WHAT NEEDS TO BE DONE
Below is a listing; write it out exactly and drop any images from it.

GIVEN RECORDS
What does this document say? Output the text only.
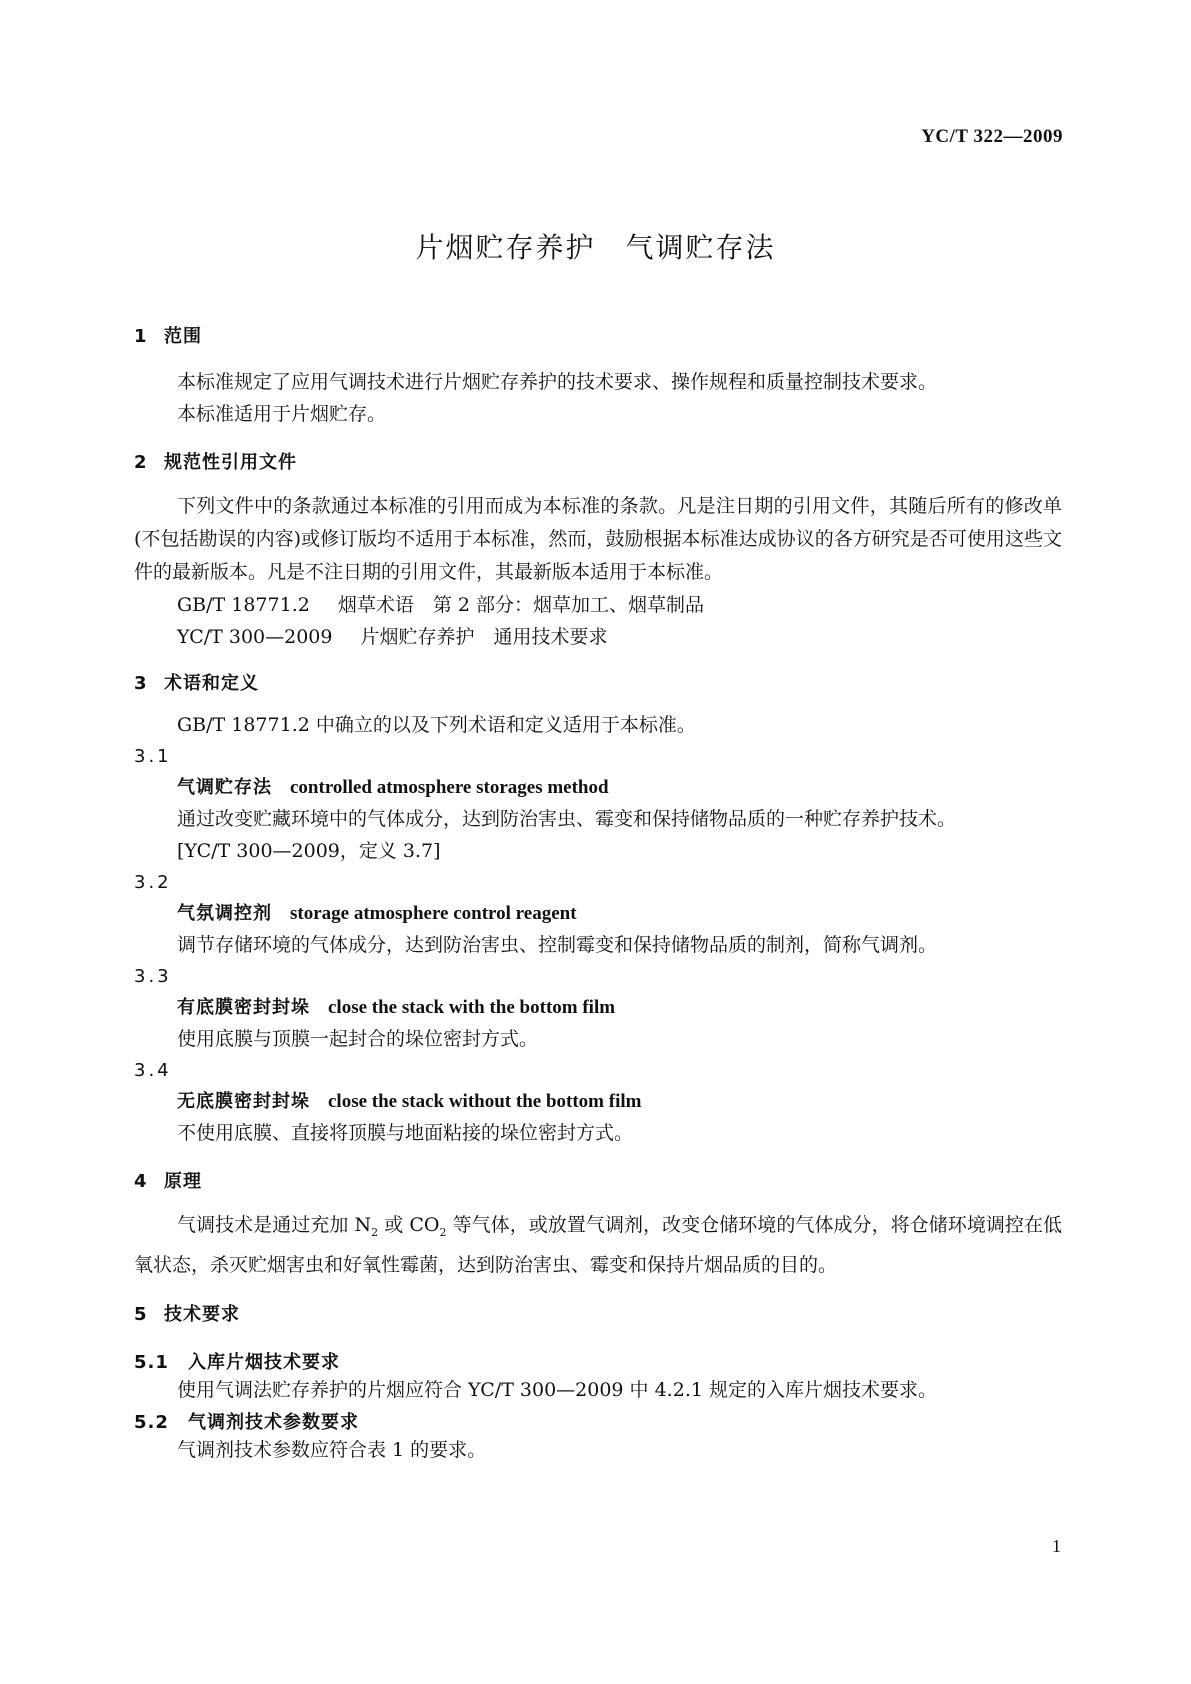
YC/T 322—2009
片烟贮存养护 气调贮存法
1 范围
本标准规定了应用气调技术进行片烟贮存养护的技术要求、操作规程和质量控制技术要求。
本标准适用于片烟贮存。
2 规范性引用文件
下列文件中的条款通过本标准的引用而成为本标准的条款。凡是注日期的引用文件，其随后所有的修改单(不包括勘误的内容)或修订版均不适用于本标准，然而，鼓励根据本标准达成协议的各方研究是否可使用这些文件的最新版本。凡是不注日期的引用文件，其最新版本适用于本标准。
GB/T 18771.2 烟草术语　第 2 部分：烟草加工、烟草制品
YC/T 300—2009 片烟贮存养护　通用技术要求
3 术语和定义
GB/T 18771.2 中确立的以及下列术语和定义适用于本标准。
3.1
气调贮存法 controlled atmosphere storages method
通过改变贮藏环境中的气体成分，达到防治害虫、霉变和保持储物品质的一种贮存养护技术。
[YC/T 300—2009，定义 3.7]
3.2
气氛调控剂 storage atmosphere control reagent
调节存储环境的气体成分，达到防治害虫、控制霉变和保持储物品质的制剂，简称气调剂。
3.3
有底膜密封封垛 close the stack with the bottom film
使用底膜与顶膜一起封合的垛位密封方式。
3.4
无底膜密封封垛 close the stack without the bottom film
不使用底膜、直接将顶膜与地面粘接的垛位密封方式。
4 原理
气调技术是通过充加 $N_2$ 或 $CO_2$ 等气体，或放置气调剂，改变仓储环境的气体成分，将仓储环境调控在低氧状态，杀灭贮烟害虫和好氧性霉菌，达到防治害虫、霉变和保持片烟品质的目的。
5 技术要求
5.1 入库片烟技术要求
使用气调法贮存养护的片烟应符合 YC/T 300—2009 中 4.2.1 规定的入库片烟技术要求。
5.2 气调剂技术参数要求
气调剂技术参数应符合表 1 的要求。
1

OUTPUT FOR THIS EXERCISE
What does this document say? Output the text only.
YC/T 322—2009
片烟贮存养护 气调贮存法
1 范围
本标准规定了应用气调技术进行片烟贮存养护的技术要求、操作规程和质量控制技术要求。
本标准适用于片烟贮存。
2 规范性引用文件
下列文件中的条款通过本标准的引用而成为本标准的条款。凡是注日期的引用文件，其随后所有的修改单(不包括勘误的内容)或修订版均不适用于本标准，然而，鼓励根据本标准达成协议的各方研究是否可使用这些文件的最新版本。凡是不注日期的引用文件，其最新版本适用于本标准。
GB/T 18771.2 烟草术语　第 2 部分：烟草加工、烟草制品
YC/T 300—2009 片烟贮存养护　通用技术要求
3 术语和定义
GB/T 18771.2 中确立的以及下列术语和定义适用于本标准。
3.1
气调贮存法 controlled atmosphere storages method
通过改变贮藏环境中的气体成分，达到防治害虫、霉变和保持储物品质的一种贮存养护技术。
[YC/T 300—2009，定义 3.7]
3.2
气氛调控剂 storage atmosphere control reagent
调节存储环境的气体成分，达到防治害虫、控制霉变和保持储物品质的制剂，简称气调剂。
3.3
有底膜密封封垛 close the stack with the bottom film
使用底膜与顶膜一起封合的垛位密封方式。
3.4
无底膜密封封垛 close the stack without the bottom film
不使用底膜、直接将顶膜与地面粘接的垛位密封方式。
4 原理
气调技术是通过充加 $N_2$ 或 $CO_2$ 等气体，或放置气调剂，改变仓储环境的气体成分，将仓储环境调控在低氧状态，杀灭贮烟害虫和好氧性霉菌，达到防治害虫、霉变和保持片烟品质的目的。
5 技术要求
5.1 入库片烟技术要求
使用气调法贮存养护的片烟应符合 YC/T 300—2009 中 4.2.1 规定的入库片烟技术要求。
5.2 气调剂技术参数要求
气调剂技术参数应符合表 1 的要求。
1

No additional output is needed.